Dataset records
—————
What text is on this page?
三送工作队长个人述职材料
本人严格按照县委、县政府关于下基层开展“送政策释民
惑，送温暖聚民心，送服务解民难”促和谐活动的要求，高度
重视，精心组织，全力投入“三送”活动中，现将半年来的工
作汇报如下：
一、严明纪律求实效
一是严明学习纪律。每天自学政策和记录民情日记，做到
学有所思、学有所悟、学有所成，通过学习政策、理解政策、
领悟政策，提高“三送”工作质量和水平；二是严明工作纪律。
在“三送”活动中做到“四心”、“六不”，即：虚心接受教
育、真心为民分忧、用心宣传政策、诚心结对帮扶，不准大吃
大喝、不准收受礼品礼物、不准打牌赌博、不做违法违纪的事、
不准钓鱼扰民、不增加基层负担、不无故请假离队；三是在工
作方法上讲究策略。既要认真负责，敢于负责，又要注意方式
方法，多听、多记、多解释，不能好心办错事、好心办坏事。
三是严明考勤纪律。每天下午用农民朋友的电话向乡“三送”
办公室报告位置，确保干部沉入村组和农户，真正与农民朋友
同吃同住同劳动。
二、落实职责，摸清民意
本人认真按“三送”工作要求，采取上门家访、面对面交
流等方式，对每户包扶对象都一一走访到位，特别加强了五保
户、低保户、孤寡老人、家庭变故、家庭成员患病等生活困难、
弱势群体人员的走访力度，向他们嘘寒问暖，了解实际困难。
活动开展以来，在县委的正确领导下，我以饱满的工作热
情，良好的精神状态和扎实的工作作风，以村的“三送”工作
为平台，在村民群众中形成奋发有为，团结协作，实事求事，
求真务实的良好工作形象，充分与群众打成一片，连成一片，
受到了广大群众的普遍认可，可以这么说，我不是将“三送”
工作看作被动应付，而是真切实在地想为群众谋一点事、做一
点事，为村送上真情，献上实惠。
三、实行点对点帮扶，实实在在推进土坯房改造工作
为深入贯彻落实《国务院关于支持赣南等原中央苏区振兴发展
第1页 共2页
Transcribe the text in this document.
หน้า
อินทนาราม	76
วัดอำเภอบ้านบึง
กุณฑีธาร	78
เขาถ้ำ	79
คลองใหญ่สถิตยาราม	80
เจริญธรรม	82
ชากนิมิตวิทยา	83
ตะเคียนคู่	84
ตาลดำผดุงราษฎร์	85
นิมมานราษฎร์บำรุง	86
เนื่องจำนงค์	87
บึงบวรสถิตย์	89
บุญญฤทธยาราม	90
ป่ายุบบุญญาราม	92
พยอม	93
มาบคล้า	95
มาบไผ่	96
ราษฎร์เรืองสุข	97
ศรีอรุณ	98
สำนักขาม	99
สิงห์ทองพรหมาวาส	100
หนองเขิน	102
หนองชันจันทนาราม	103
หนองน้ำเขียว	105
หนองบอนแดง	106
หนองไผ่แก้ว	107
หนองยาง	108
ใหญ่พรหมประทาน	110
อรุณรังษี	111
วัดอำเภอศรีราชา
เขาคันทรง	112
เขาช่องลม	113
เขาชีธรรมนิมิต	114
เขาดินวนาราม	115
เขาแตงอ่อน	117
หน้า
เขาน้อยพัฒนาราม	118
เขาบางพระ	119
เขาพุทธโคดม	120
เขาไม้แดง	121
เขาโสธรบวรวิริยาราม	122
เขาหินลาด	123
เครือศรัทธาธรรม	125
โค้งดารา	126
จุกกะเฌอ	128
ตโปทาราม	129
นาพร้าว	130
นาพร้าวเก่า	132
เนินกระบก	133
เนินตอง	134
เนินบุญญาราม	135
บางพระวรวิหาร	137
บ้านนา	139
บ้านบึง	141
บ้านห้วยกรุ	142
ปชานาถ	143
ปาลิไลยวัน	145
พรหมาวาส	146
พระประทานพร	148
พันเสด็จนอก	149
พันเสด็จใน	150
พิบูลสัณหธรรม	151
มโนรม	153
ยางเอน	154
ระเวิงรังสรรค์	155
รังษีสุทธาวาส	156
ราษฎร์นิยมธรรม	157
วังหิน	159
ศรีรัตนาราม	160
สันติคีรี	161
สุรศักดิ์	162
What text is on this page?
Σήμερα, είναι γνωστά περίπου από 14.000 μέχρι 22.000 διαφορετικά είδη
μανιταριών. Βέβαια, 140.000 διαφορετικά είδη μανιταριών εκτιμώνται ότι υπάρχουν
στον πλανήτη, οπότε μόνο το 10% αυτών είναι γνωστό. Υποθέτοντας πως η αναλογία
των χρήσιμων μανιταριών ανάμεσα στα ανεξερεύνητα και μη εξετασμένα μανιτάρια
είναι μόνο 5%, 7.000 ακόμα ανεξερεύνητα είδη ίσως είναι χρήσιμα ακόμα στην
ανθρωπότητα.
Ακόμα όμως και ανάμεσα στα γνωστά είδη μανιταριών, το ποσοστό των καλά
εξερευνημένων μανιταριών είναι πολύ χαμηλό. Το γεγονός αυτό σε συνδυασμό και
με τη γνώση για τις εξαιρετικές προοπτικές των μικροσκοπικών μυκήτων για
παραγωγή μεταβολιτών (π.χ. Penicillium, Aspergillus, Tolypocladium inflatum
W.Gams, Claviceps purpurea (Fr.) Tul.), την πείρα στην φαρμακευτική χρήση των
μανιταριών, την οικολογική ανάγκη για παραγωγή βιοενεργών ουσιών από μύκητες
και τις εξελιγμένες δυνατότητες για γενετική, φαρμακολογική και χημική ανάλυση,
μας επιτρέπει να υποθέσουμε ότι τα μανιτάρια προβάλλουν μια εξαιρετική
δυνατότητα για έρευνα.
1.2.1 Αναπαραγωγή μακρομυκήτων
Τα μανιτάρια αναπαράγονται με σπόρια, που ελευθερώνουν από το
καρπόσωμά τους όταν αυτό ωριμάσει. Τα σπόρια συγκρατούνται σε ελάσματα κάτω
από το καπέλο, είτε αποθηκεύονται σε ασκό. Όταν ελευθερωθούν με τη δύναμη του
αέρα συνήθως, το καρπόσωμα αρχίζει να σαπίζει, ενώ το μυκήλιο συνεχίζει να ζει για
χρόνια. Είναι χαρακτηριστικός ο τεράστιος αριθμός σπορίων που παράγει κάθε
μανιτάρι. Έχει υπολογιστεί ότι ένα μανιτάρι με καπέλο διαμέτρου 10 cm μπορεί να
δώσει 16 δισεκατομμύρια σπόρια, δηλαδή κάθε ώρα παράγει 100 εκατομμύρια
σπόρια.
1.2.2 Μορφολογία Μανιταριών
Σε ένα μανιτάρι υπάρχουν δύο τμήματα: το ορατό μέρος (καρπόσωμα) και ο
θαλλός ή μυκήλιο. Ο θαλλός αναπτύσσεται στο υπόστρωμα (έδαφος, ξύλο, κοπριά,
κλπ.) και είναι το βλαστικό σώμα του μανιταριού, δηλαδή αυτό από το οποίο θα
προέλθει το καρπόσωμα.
—————
> Brief
Copy every line of the records above that contains "στην".

> Solution to this problem
είναι μόνο 5%, 7.000 ακόμα ανεξερεύνητα είδη ίσως είναι χρήσιμα ακόμα στην
W.Gams, Claviceps purpurea (Fr.) Tul.), την πείρα στην φαρμακευτική χρήση των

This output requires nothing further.